PROBLEM DETAILS:
Can you restate the records below word for word?

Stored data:
:::

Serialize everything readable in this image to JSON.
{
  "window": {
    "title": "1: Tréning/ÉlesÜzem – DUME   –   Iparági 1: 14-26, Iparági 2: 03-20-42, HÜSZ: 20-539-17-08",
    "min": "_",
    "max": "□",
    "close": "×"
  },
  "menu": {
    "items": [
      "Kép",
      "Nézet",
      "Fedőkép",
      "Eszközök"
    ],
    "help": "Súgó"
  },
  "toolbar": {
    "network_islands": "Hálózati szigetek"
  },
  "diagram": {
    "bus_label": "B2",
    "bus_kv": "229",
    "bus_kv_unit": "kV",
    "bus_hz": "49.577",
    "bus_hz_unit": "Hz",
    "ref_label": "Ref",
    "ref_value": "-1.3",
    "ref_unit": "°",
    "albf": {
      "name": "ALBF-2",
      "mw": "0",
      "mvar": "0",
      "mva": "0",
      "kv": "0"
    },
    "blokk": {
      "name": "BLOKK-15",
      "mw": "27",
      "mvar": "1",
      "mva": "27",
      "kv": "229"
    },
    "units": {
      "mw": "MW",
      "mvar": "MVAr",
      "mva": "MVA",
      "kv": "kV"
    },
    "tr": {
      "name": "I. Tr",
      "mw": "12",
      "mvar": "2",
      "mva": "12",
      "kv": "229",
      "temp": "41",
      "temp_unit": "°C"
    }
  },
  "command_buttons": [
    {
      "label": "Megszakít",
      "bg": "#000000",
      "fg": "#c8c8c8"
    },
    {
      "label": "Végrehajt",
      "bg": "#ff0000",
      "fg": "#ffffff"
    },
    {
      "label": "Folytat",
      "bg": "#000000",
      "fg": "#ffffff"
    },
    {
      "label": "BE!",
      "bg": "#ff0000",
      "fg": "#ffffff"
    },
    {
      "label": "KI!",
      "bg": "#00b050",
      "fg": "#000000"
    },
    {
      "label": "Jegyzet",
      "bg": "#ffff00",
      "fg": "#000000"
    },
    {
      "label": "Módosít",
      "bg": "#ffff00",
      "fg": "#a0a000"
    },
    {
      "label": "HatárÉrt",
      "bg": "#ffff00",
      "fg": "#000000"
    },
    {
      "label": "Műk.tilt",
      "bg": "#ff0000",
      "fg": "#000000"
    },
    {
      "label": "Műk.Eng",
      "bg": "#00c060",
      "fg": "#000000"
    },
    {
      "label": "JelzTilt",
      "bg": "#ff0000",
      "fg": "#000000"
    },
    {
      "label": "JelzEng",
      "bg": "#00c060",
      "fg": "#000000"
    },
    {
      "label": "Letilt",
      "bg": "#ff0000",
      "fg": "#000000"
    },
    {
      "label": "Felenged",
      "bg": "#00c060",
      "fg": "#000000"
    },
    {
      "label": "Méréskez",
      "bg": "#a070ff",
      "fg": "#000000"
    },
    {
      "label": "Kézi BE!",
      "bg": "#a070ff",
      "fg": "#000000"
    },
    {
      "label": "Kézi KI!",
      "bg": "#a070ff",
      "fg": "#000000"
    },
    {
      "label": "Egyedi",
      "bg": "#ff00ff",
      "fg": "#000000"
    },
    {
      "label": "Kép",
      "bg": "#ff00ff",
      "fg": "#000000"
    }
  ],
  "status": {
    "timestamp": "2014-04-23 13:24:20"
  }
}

:::

THE COMPLETED TASK:
Serialize everything readable in this image to JSON.
{
  "window": {
    "title": "1: Tréning/ÉlesÜzem – DUME   –   Iparági 1: 14-26, Iparági 2: 03-20-42, HÜSZ: 20-539-17-08",
    "min": "_",
    "max": "□",
    "close": "×"
  },
  "menu": {
    "items": [
      "Kép",
      "Nézet",
      "Fedőkép",
      "Eszközök"
    ],
    "help": "Súgó"
  },
  "toolbar": {
    "network_islands": "Hálózati szigetek"
  },
  "diagram": {
    "bus_label": "B2",
    "bus_kv": "229",
    "bus_kv_unit": "kV",
    "bus_hz": "49.577",
    "bus_hz_unit": "Hz",
    "ref_label": "Ref",
    "ref_value": "-1.3",
    "ref_unit": "°",
    "albf": {
      "name": "ALBF-2",
      "mw": "0",
      "mvar": "0",
      "mva": "0",
      "kv": "0"
    },
    "blokk": {
      "name": "BLOKK-15",
      "mw": "27",
      "mvar": "1",
      "mva": "27",
      "kv": "229"
    },
    "units": {
      "mw": "MW",
      "mvar": "MVAr",
      "mva": "MVA",
      "kv": "kV"
    },
    "tr": {
      "name": "I. Tr",
      "mw": "12",
      "mvar": "2",
      "mva": "12",
      "kv": "229",
      "temp": "41",
      "temp_unit": "°C"
    }
  },
  "command_buttons": [
    {
      "label": "Megszakít",
      "bg": "#000000",
      "fg": "#c8c8c8"
    },
    {
      "label": "Végrehajt",
      "bg": "#ff0000",
      "fg": "#ffffff"
    },
    {
      "label": "Folytat",
      "bg": "#000000",
      "fg": "#ffffff"
    },
    {
      "label": "BE!",
      "bg": "#ff0000",
      "fg": "#ffffff"
    },
    {
      "label": "KI!",
      "bg": "#00b050",
      "fg": "#000000"
    },
    {
      "label": "Jegyzet",
      "bg": "#ffff00",
      "fg": "#000000"
    },
    {
      "label": "Módosít",
      "bg": "#ffff00",
      "fg": "#a0a000"
    },
    {
      "label": "HatárÉrt",
      "bg": "#ffff00",
      "fg": "#000000"
    },
    {
      "label": "Műk.tilt",
      "bg": "#ff0000",
      "fg": "#000000"
    },
    {
      "label": "Műk.Eng",
      "bg": "#00c060",
      "fg": "#000000"
    },
    {
      "label": "JelzTilt",
      "bg": "#ff0000",
      "fg": "#000000"
    },
    {
      "label": "JelzEng",
      "bg": "#00c060",
      "fg": "#000000"
    },
    {
      "label": "Letilt",
      "bg": "#ff0000",
      "fg": "#000000"
    },
    {
      "label": "Felenged",
      "bg": "#00c060",
      "fg": "#000000"
    },
    {
      "label": "Méréskez",
      "bg": "#a070ff",
      "fg": "#000000"
    },
    {
      "label": "Kézi BE!",
      "bg": "#a070ff",
      "fg": "#000000"
    },
    {
      "label": "Kézi KI!",
      "bg": "#a070ff",
      "fg": "#000000"
    },
    {
      "label": "Egyedi",
      "bg": "#ff00ff",
      "fg": "#000000"
    },
    {
      "label": "Kép",
      "bg": "#ff00ff",
      "fg": "#000000"
    }
  ],
  "status": {
    "timestamp": "2014-04-23 13:24:20"
  }
}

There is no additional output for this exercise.